> _STORED DATA_:
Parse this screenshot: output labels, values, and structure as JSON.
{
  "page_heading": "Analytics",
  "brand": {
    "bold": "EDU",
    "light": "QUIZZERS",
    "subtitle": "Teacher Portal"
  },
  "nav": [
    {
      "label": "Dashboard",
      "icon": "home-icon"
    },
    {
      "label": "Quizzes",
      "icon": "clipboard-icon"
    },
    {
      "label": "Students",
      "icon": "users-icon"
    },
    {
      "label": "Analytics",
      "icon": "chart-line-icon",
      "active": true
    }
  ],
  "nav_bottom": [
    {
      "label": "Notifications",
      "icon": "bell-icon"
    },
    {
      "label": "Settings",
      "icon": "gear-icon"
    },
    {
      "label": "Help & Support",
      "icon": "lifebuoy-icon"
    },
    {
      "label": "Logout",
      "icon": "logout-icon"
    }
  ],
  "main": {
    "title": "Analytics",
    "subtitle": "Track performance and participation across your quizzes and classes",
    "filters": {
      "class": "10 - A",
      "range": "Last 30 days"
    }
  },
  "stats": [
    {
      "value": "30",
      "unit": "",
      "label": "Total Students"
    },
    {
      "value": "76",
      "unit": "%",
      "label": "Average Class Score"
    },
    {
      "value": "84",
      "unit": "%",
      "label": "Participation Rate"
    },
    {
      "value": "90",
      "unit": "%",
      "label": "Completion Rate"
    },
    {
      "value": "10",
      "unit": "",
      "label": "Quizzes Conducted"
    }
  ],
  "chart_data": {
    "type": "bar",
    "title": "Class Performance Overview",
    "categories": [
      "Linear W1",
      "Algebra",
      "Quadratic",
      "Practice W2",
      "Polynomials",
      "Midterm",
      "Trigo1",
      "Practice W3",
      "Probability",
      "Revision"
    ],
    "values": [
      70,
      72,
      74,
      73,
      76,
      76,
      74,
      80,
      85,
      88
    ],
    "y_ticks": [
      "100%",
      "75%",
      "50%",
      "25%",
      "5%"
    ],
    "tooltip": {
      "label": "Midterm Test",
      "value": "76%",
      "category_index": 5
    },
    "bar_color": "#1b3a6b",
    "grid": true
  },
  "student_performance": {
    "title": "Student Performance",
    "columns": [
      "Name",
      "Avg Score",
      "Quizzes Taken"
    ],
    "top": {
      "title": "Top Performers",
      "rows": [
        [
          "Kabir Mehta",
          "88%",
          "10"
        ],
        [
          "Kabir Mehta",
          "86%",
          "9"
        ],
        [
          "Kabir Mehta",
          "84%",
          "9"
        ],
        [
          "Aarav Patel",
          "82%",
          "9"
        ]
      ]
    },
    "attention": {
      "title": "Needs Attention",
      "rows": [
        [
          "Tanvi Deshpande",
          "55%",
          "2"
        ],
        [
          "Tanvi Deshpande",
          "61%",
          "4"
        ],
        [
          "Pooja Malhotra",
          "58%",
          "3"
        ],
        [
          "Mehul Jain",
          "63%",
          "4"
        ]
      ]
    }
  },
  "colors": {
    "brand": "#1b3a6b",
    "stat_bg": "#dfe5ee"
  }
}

> _OBJECTIVE_:
Each line must be given again exactly as written above.

> _FINISHED EXERCISE_:
Parse this screenshot: output labels, values, and structure as JSON.
{
  "page_heading": "Analytics",
  "brand": {
    "bold": "EDU",
    "light": "QUIZZERS",
    "subtitle": "Teacher Portal"
  },
  "nav": [
    {
      "label": "Dashboard",
      "icon": "home-icon"
    },
    {
      "label": "Quizzes",
      "icon": "clipboard-icon"
    },
    {
      "label": "Students",
      "icon": "users-icon"
    },
    {
      "label": "Analytics",
      "icon": "chart-line-icon",
      "active": true
    }
  ],
  "nav_bottom": [
    {
      "label": "Notifications",
      "icon": "bell-icon"
    },
    {
      "label": "Settings",
      "icon": "gear-icon"
    },
    {
      "label": "Help & Support",
      "icon": "lifebuoy-icon"
    },
    {
      "label": "Logout",
      "icon": "logout-icon"
    }
  ],
  "main": {
    "title": "Analytics",
    "subtitle": "Track performance and participation across your quizzes and classes",
    "filters": {
      "class": "10 - A",
      "range": "Last 30 days"
    }
  },
  "stats": [
    {
      "value": "30",
      "unit": "",
      "label": "Total Students"
    },
    {
      "value": "76",
      "unit": "%",
      "label": "Average Class Score"
    },
    {
      "value": "84",
      "unit": "%",
      "label": "Participation Rate"
    },
    {
      "value": "90",
      "unit": "%",
      "label": "Completion Rate"
    },
    {
      "value": "10",
      "unit": "",
      "label": "Quizzes Conducted"
    }
  ],
  "chart_data": {
    "type": "bar",
    "title": "Class Performance Overview",
    "categories": [
      "Linear W1",
      "Algebra",
      "Quadratic",
      "Practice W2",
      "Polynomials",
      "Midterm",
      "Trigo1",
      "Practice W3",
      "Probability",
      "Revision"
    ],
    "values": [
      70,
      72,
      74,
      73,
      76,
      76,
      74,
      80,
      85,
      88
    ],
    "y_ticks": [
      "100%",
      "75%",
      "50%",
      "25%",
      "5%"
    ],
    "tooltip": {
      "label": "Midterm Test",
      "value": "76%",
      "category_index": 5
    },
    "bar_color": "#1b3a6b",
    "grid": true
  },
  "student_performance": {
    "title": "Student Performance",
    "columns": [
      "Name",
      "Avg Score",
      "Quizzes Taken"
    ],
    "top": {
      "title": "Top Performers",
      "rows": [
        [
          "Kabir Mehta",
          "88%",
          "10"
        ],
        [
          "Kabir Mehta",
          "86%",
          "9"
        ],
        [
          "Kabir Mehta",
          "84%",
          "9"
        ],
        [
          "Aarav Patel",
          "82%",
          "9"
        ]
      ]
    },
    "attention": {
      "title": "Needs Attention",
      "rows": [
        [
          "Tanvi Deshpande",
          "55%",
          "2"
        ],
        [
          "Tanvi Deshpande",
          "61%",
          "4"
        ],
        [
          "Pooja Malhotra",
          "58%",
          "3"
        ],
        [
          "Mehul Jain",
          "63%",
          "4"
        ]
      ]
    }
  },
  "colors": {
    "brand": "#1b3a6b",
    "stat_bg": "#dfe5ee"
  }
}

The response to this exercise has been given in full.